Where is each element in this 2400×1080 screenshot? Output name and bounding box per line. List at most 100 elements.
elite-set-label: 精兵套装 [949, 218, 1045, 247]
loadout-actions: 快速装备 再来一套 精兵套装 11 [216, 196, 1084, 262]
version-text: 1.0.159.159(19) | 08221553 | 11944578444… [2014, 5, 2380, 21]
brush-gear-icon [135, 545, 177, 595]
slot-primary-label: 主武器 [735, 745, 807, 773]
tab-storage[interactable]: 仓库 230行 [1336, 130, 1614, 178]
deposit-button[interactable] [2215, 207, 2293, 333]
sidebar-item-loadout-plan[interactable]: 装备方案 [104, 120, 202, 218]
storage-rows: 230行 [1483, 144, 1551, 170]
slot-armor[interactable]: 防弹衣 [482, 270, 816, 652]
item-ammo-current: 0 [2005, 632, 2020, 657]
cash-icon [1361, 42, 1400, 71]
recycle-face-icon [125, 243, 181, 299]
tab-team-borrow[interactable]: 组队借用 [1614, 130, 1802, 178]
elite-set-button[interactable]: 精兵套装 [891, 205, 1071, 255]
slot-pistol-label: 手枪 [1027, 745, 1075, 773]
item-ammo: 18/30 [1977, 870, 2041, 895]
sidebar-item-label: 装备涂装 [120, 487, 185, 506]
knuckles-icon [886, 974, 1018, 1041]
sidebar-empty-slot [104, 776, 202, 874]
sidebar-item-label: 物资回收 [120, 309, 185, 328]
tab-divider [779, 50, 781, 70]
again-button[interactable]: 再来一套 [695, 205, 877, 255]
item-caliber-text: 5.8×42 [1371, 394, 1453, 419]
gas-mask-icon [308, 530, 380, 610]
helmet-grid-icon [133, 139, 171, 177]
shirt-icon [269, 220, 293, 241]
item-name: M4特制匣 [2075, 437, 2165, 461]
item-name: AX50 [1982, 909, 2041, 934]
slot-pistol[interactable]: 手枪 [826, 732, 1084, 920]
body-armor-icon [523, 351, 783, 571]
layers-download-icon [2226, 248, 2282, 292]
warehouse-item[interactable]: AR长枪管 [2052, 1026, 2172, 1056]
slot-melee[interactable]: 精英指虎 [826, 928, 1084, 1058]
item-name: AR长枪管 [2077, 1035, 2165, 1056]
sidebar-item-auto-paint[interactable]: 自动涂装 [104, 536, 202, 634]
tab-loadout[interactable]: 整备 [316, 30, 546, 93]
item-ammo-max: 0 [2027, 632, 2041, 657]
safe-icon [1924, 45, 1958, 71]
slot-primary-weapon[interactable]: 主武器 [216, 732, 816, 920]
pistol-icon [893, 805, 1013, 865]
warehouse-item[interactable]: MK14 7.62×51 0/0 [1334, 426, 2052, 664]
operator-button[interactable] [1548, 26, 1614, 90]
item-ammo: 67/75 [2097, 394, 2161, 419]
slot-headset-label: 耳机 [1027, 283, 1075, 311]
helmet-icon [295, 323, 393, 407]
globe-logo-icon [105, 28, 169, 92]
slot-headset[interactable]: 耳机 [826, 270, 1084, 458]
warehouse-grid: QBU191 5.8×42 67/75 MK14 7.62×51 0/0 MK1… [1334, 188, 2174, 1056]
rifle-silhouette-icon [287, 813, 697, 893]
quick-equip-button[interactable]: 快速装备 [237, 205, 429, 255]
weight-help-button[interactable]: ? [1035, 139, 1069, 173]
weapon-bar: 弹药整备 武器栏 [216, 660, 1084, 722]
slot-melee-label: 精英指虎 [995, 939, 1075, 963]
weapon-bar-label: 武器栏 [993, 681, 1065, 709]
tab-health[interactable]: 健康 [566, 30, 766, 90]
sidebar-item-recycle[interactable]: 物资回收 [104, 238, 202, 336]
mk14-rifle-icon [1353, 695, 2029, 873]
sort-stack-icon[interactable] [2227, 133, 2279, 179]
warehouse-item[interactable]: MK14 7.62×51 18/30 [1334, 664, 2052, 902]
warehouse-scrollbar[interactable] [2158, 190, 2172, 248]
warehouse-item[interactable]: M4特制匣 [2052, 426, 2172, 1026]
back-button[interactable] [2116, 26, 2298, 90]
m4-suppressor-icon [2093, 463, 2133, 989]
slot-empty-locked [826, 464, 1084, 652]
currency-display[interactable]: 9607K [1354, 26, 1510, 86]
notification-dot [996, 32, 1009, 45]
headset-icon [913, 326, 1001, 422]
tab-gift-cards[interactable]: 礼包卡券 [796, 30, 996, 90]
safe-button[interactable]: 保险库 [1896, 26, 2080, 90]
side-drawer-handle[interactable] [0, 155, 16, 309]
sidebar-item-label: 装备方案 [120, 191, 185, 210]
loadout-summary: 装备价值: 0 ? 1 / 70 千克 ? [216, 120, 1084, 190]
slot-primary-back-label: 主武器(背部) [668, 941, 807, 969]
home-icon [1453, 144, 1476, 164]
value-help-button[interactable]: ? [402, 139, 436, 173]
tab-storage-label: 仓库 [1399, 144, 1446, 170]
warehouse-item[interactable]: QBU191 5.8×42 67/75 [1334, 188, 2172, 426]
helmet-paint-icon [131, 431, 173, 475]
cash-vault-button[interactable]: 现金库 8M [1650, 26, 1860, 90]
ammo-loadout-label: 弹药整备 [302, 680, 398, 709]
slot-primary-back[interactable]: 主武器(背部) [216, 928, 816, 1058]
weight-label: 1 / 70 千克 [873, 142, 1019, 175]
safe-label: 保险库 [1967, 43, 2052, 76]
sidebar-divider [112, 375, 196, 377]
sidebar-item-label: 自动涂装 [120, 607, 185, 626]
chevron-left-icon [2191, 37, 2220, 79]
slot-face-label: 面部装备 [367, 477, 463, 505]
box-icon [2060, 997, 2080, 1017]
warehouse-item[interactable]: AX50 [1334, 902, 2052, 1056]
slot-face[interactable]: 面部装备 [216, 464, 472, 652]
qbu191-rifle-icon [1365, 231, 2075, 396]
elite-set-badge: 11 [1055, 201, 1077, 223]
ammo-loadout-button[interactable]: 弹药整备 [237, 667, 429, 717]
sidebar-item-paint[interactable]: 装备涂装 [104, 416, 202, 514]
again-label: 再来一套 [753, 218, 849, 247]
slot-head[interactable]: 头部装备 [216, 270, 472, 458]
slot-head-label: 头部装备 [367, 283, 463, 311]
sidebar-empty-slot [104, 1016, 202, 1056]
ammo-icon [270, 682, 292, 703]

▶ [EXERCISE DESCRIPTION]
Copy out the records again word for word, from the start of the records through the line that contains "deposit-button[interactable] [2215, 207, 2293, 333]", including that line.

▶ [EXPECTED ANSWER]
Where is each element in this 2400×1080 screenshot? Output name and bounding box per line. List at most 100 elements.
elite-set-label: 精兵套装 [949, 218, 1045, 247]
loadout-actions: 快速装备 再来一套 精兵套装 11 [216, 196, 1084, 262]
version-text: 1.0.159.159(19) | 08221553 | 11944578444… [2014, 5, 2380, 21]
brush-gear-icon [135, 545, 177, 595]
slot-primary-label: 主武器 [735, 745, 807, 773]
tab-storage[interactable]: 仓库 230行 [1336, 130, 1614, 178]
deposit-button[interactable] [2215, 207, 2293, 333]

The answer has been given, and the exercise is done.